Set the following entries down again exactly, line by line.

■ **Dataset records**:
================
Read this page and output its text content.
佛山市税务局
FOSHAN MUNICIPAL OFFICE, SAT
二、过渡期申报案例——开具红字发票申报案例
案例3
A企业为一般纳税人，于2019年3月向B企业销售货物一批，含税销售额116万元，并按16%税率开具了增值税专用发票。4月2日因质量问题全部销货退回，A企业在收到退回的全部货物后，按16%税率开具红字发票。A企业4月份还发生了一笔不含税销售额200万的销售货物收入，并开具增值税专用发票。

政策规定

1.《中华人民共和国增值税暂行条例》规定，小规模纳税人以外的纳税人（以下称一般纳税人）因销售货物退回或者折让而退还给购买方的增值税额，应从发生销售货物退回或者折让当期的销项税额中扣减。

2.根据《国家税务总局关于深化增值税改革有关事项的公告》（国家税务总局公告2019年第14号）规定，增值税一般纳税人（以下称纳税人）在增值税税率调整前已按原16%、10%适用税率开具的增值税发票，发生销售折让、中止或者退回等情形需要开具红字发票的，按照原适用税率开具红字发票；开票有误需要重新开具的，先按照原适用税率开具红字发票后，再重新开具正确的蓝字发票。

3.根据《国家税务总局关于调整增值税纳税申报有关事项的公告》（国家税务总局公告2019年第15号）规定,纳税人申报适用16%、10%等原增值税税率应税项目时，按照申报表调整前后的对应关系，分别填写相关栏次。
================
■ **Task response**:
Read this page and output its text content.
佛山市税务局
FOSHAN MUNICIPAL OFFICE, SAT
二、过渡期申报案例——开具红字发票申报案例
案例3
A企业为一般纳税人，于2019年3月向B企业销售货物一批，含税销售额116万元，并按16%税率开具了增值税专用发票。4月2日因质量问题全部销货退回，A企业在收到退回的全部货物后，按16%税率开具红字发票。A企业4月份还发生了一笔不含税销售额200万的销售货物收入，并开具增值税专用发票。

政策规定

1.《中华人民共和国增值税暂行条例》规定，小规模纳税人以外的纳税人（以下称一般纳税人）因销售货物退回或者折让而退还给购买方的增值税额，应从发生销售货物退回或者折让当期的销项税额中扣减。

2.根据《国家税务总局关于深化增值税改革有关事项的公告》（国家税务总局公告2019年第14号）规定，增值税一般纳税人（以下称纳税人）在增值税税率调整前已按原16%、10%适用税率开具的增值税发票，发生销售折让、中止或者退回等情形需要开具红字发票的，按照原适用税率开具红字发票；开票有误需要重新开具的，先按照原适用税率开具红字发票后，再重新开具正确的蓝字发票。

3.根据《国家税务总局关于调整增值税纳税申报有关事项的公告》（国家税务总局公告2019年第15号）规定,纳税人申报适用16%、10%等原增值税税率应税项目时，按照申报表调整前后的对应关系，分别填写相关栏次。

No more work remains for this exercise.